↓

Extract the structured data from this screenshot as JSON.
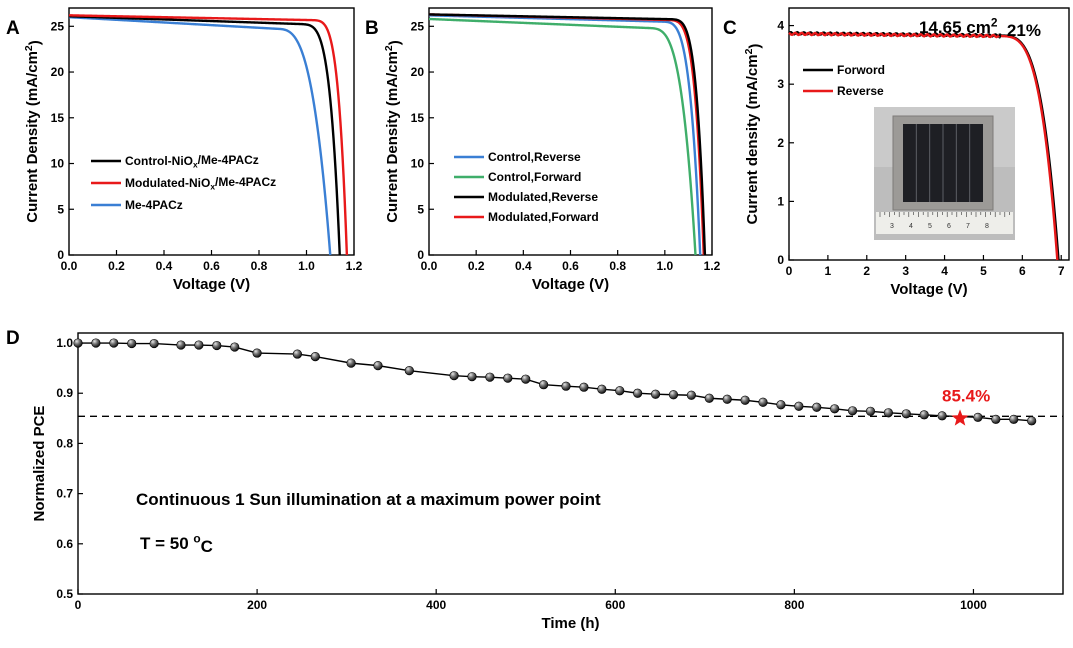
{
  "chart_data": [
    {
      "panel": "A",
      "type": "line",
      "xlabel": "Voltage (V)",
      "ylabel": "Current Density (mA/cm2)",
      "xlim": [
        0,
        1.2
      ],
      "ylim": [
        0,
        27
      ],
      "xticks": [
        "0.0",
        "0.2",
        "0.4",
        "0.6",
        "0.8",
        "1.0",
        "1.2"
      ],
      "yticks": [
        "0",
        "5",
        "10",
        "15",
        "20",
        "25"
      ],
      "legend_position": "lower-left",
      "series": [
        {
          "name": "Control-NiOx/Me-4PACz",
          "label_parts": [
            "Control-NiO",
            "x",
            "/Me-4PACz"
          ],
          "color": "#000000",
          "jsc": 26.1,
          "voc": 1.14,
          "vknee": 0.96,
          "drop": 1.0,
          "m": 4.5
        },
        {
          "name": "Modulated-NiOx/Me-4PACz",
          "label_parts": [
            "Modulated-NiO",
            "x",
            "/Me-4PACz"
          ],
          "color": "#e8191a",
          "jsc": 26.2,
          "voc": 1.17,
          "vknee": 1.01,
          "drop": 0.6,
          "m": 4.5
        },
        {
          "name": "Me-4PACz",
          "label_parts": [
            "Me-4PACz",
            "",
            ""
          ],
          "color": "#3a7fd4",
          "jsc": 26.0,
          "voc": 1.1,
          "vknee": 0.88,
          "drop": 1.6,
          "m": 3.0
        }
      ]
    },
    {
      "panel": "B",
      "type": "line",
      "xlabel": "Voltage (V)",
      "ylabel": "Current Density (mA/cm2)",
      "xlim": [
        0,
        1.2
      ],
      "ylim": [
        0,
        27
      ],
      "xticks": [
        "0.0",
        "0.2",
        "0.4",
        "0.6",
        "0.8",
        "1.0",
        "1.2"
      ],
      "yticks": [
        "0",
        "5",
        "10",
        "15",
        "20",
        "25"
      ],
      "legend_position": "lower-left",
      "series": [
        {
          "name": "Control,Reverse",
          "color": "#3a7fd4",
          "jsc": 26.2,
          "voc": 1.15,
          "vknee": 0.98,
          "drop": 0.8,
          "m": 4.0
        },
        {
          "name": "Control,Forward",
          "color": "#3fae6a",
          "jsc": 25.8,
          "voc": 1.13,
          "vknee": 0.93,
          "drop": 1.2,
          "m": 3.5
        },
        {
          "name": "Modulated,Reverse",
          "color": "#000000",
          "jsc": 26.3,
          "voc": 1.17,
          "vknee": 1.01,
          "drop": 0.6,
          "m": 4.5
        },
        {
          "name": "Modulated,Forward",
          "color": "#e8191a",
          "jsc": 26.3,
          "voc": 1.165,
          "vknee": 1.0,
          "drop": 0.7,
          "m": 4.5
        }
      ]
    },
    {
      "panel": "C",
      "type": "line",
      "xlabel": "Voltage (V)",
      "ylabel": "Current density (mA/cm2)",
      "xlim": [
        0,
        7.2
      ],
      "ylim": [
        0,
        4.3
      ],
      "xticks": [
        "0",
        "1",
        "2",
        "3",
        "4",
        "5",
        "6",
        "7"
      ],
      "yticks": [
        "0",
        "1",
        "2",
        "3",
        "4"
      ],
      "annotation": "14.65 cm2, 21%",
      "annotation_parts": [
        "14.65 cm",
        "2",
        ", 21%"
      ],
      "legend_position": "upper-left",
      "inset": "photo of perovskite mini-module on a ruler",
      "ruler_labels": [
        "3",
        "4",
        "5",
        "6",
        "7",
        "8"
      ],
      "series": [
        {
          "name": "Forword",
          "color": "#000000",
          "jsc": 3.87,
          "voc": 6.93,
          "vknee": 5.4,
          "drop": 0.05,
          "m": 3.5
        },
        {
          "name": "Reverse",
          "color": "#e8191a",
          "jsc": 3.86,
          "voc": 6.9,
          "vknee": 5.4,
          "drop": 0.05,
          "m": 3.5
        }
      ]
    },
    {
      "panel": "D",
      "type": "scatter",
      "xlabel": "Time (h)",
      "ylabel": "Normalized PCE",
      "xlim": [
        0,
        1100
      ],
      "ylim": [
        0.5,
        1.02
      ],
      "xticks": [
        "0",
        "200",
        "400",
        "600",
        "800",
        "1000"
      ],
      "yticks": [
        "0.5",
        "0.6",
        "0.7",
        "0.8",
        "0.9",
        "1.0"
      ],
      "reference_line": 0.854,
      "highlight": {
        "x": 985,
        "y": 0.85,
        "label": "85.4%",
        "color": "#e8191a"
      },
      "annotation_lines": [
        "Continuous 1 Sun illumination at a maximum power point"
      ],
      "temperature_parts": [
        "T = 50 ",
        "o",
        "C"
      ],
      "series": [
        {
          "name": "Normalized PCE",
          "color": "#000000",
          "x": [
            0,
            20,
            40,
            60,
            85,
            115,
            135,
            155,
            175,
            200,
            245,
            265,
            305,
            335,
            370,
            420,
            440,
            460,
            480,
            500,
            520,
            545,
            565,
            585,
            605,
            625,
            645,
            665,
            685,
            705,
            725,
            745,
            765,
            785,
            805,
            825,
            845,
            865,
            885,
            905,
            925,
            945,
            965,
            1005,
            1025,
            1045,
            1065
          ],
          "y": [
            1.0,
            1.0,
            1.0,
            0.999,
            0.999,
            0.996,
            0.996,
            0.995,
            0.992,
            0.98,
            0.978,
            0.973,
            0.96,
            0.955,
            0.945,
            0.935,
            0.933,
            0.932,
            0.93,
            0.928,
            0.917,
            0.914,
            0.912,
            0.908,
            0.905,
            0.9,
            0.898,
            0.897,
            0.896,
            0.89,
            0.888,
            0.886,
            0.882,
            0.877,
            0.874,
            0.872,
            0.869,
            0.865,
            0.864,
            0.861,
            0.859,
            0.857,
            0.855,
            0.852,
            0.848,
            0.848,
            0.845
          ]
        }
      ]
    }
  ]
}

↑

- [Direction] In the lines above, locate the string "Forward". Copy every line where it occurs.

- [Full solution]
          "name": "Control,Forward",
          "name": "Modulated,Forward",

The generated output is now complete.